• **Rows**
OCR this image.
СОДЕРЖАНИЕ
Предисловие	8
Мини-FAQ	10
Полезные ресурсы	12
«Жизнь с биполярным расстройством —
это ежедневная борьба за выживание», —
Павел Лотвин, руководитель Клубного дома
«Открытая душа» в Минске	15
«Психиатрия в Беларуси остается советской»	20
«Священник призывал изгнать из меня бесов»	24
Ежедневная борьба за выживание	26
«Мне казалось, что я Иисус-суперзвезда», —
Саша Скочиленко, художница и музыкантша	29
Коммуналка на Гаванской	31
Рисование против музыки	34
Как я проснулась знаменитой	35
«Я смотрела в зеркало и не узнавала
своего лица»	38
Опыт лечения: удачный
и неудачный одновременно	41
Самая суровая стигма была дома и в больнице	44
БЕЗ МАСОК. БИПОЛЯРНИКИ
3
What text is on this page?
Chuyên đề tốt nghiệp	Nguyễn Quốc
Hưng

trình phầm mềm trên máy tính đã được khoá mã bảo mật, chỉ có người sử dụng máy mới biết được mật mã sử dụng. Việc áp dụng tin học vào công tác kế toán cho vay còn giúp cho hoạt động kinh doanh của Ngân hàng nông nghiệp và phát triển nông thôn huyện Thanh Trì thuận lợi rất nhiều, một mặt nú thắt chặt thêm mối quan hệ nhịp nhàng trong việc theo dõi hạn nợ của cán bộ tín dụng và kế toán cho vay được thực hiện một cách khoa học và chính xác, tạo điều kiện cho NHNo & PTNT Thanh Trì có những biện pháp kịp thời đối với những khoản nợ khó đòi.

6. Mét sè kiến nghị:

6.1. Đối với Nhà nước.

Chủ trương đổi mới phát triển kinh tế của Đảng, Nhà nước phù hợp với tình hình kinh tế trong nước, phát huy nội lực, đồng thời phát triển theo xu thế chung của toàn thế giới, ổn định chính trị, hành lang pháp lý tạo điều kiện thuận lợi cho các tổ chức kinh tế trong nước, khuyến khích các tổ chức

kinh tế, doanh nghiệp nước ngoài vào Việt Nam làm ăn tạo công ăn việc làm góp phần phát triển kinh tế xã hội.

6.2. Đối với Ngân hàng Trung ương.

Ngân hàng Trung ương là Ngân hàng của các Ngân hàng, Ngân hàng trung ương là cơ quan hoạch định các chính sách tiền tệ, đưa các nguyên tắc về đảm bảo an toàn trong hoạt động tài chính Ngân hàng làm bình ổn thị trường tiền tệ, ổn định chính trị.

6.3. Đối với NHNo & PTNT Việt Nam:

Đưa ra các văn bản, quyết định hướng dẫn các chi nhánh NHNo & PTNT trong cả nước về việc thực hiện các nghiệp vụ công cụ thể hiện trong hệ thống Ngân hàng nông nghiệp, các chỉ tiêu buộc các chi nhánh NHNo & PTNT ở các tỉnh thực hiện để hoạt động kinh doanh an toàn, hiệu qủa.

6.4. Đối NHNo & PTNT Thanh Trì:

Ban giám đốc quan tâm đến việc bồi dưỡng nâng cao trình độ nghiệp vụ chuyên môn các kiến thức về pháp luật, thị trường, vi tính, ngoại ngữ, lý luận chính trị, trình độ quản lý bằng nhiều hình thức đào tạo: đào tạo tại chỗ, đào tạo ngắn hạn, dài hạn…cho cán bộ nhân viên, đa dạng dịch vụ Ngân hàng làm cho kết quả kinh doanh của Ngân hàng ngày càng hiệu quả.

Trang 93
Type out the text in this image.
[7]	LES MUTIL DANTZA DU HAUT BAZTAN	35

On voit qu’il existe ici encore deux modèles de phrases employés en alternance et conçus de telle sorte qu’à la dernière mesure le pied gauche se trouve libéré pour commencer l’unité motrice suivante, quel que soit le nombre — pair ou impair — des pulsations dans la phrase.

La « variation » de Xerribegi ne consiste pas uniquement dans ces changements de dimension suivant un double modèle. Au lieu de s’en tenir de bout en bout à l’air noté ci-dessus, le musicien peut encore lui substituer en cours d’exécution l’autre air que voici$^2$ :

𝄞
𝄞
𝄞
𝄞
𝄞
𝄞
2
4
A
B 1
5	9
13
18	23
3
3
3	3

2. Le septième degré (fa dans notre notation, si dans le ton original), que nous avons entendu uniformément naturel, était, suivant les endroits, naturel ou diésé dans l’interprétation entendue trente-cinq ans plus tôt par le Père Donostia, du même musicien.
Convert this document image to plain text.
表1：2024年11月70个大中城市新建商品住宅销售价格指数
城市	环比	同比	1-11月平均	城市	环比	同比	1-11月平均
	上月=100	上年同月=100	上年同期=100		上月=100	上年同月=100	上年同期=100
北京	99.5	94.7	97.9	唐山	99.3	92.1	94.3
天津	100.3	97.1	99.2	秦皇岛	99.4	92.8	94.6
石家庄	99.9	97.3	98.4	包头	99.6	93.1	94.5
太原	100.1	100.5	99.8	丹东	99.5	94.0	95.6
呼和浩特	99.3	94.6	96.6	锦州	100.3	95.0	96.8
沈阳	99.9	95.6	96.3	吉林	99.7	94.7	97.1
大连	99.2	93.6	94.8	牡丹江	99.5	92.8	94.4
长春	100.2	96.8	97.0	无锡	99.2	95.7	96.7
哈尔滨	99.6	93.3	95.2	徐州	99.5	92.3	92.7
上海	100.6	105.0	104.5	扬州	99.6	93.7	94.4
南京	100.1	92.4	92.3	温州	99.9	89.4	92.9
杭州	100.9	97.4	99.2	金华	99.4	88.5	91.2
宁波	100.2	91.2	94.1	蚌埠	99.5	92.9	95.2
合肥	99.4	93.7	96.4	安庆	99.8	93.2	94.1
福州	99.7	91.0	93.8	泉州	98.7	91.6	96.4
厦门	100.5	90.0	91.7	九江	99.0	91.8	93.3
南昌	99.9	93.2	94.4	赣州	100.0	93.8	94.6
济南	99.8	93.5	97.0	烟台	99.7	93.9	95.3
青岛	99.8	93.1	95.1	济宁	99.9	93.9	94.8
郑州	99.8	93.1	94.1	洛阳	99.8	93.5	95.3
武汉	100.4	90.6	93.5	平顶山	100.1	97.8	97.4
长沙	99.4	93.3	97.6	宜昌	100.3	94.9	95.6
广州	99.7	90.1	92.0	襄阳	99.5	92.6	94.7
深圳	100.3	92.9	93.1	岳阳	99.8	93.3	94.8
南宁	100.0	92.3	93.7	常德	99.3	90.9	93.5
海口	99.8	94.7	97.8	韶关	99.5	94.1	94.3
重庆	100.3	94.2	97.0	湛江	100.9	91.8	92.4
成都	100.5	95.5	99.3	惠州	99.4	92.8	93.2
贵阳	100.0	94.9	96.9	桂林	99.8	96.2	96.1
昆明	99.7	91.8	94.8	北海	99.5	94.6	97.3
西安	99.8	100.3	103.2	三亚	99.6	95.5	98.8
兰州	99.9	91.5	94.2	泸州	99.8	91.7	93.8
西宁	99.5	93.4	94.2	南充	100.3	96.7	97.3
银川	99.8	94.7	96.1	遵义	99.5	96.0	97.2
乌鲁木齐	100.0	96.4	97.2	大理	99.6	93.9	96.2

• **Given exercise**
Gather all the lines that include the word "Trung" and copy them out.

• **Complete output**
6.2. Đối với Ngân hàng Trung ương.
Ngân hàng Trung ương là Ngân hàng của các Ngân hàng, Ngân hàng trung ương là cơ quan hoạch định các chính sách tiền tệ, đưa các nguyên tắc về đảm bảo an toàn trong hoạt động tài chính Ngân hàng làm bình ổn thị trường tiền tệ, ổn định chính trị.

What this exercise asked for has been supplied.